SOAL LATIHAN:
Menurut teks tentang Dalihan Na Tolu, apa saja tiga hubungan kekeluargaan yang menjadi makna konsep tersebut?

TEKS YANG DIBERIKAN:
● ● ● ● ● ● ●
Dalihan Na Tolu merupakan konsep filosofis dalam budaya masyarakat suku Batak. Konsep ini biasanya diterapkan pada masyarakat lokal khusunya masyarakat Sumatera Utara. Dalihan Na Tolu atau “Tungku Nan Tiga” yang memiliki makna adanya tiga hubungan kekeluargaan, yakni Hula-hula, boru, dan dongan tubu.
Konsep ini berfokus pada hubungan kekeluargaan dan saling menghormati antar individu dalam masyarakat. Namun, dalam konteks politik, penerapan prinsip-prinsip ini dapat membawa dampak negatif.
Hal ini dapat memicu terjadinya penyalahgunaan kekuasaan, pemimpin cenderung akan menggunakan kekuasaannya untuk kepentingan kelompok yang akan merugikan masyarakat luas. Marginalisasi (pembatasan) di dalam masyarakat akan terjadi yang disebabkan pemimpin tersebut lebih mementingkan kepentingan hula-hula ataupun dongan tubu mereka.
Tidah hanya itu mereka memiliki strategi yaitu dengan menghadiri dan berpartisipasi dalam acara adat seperti pernikahan, kematian, atau pesta adat lainnya dapat menjadi sarana efektif untuk memperkenalkan diri kepada masyarakat tidak hanya itu berbagai upaya seperti bekerja sama dengan tokoh adat atau ketua Dalihan Na Tolu untuk mendapatkan legitimasi dan dukungan. Tokoh adat memiliki pengaruh besar dalam komunitas, sehingga dukungan mereka dapat meningkatkan kredibilitas.
● ● ● ● ● ● ●
BAHAN YANG DISEDIAKAN:
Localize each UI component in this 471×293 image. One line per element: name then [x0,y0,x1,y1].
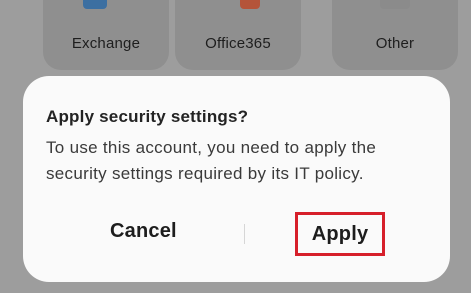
dialog-message: To use this account, you need to apply t… [46,138,377,183]
dialog-actions: Cancel Apply [23,212,450,262]
dialog-title: Apply security settings? [46,107,249,126]
actions-divider [244,224,245,244]
account-tile-label: Other [375,35,415,52]
exchange-icon [83,0,107,9]
apply-button[interactable]: Apply [295,212,385,256]
cancel-button[interactable]: Cancel [110,220,177,243]
account-tile-label: Office365 [205,35,271,52]
account-tile-label: Exchange [71,35,141,52]
screen: Exchange Office365 Other Apply security … [0,0,471,293]
account-tile-other[interactable]: Other [332,0,458,70]
office365-icon [240,0,260,9]
account-type-row: Exchange Office365 Other [0,0,471,74]
security-settings-dialog: Apply security settings? To use this acc… [23,76,450,282]
other-mail-icon [380,0,410,9]
account-tile-exchange[interactable]: Exchange [43,0,169,70]
account-tile-office365[interactable]: Office365 [175,0,301,70]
● ● ● ● ● ● ●
JAWABAN TERTULIS:
Hula-hula, boru, dan dongan tubu.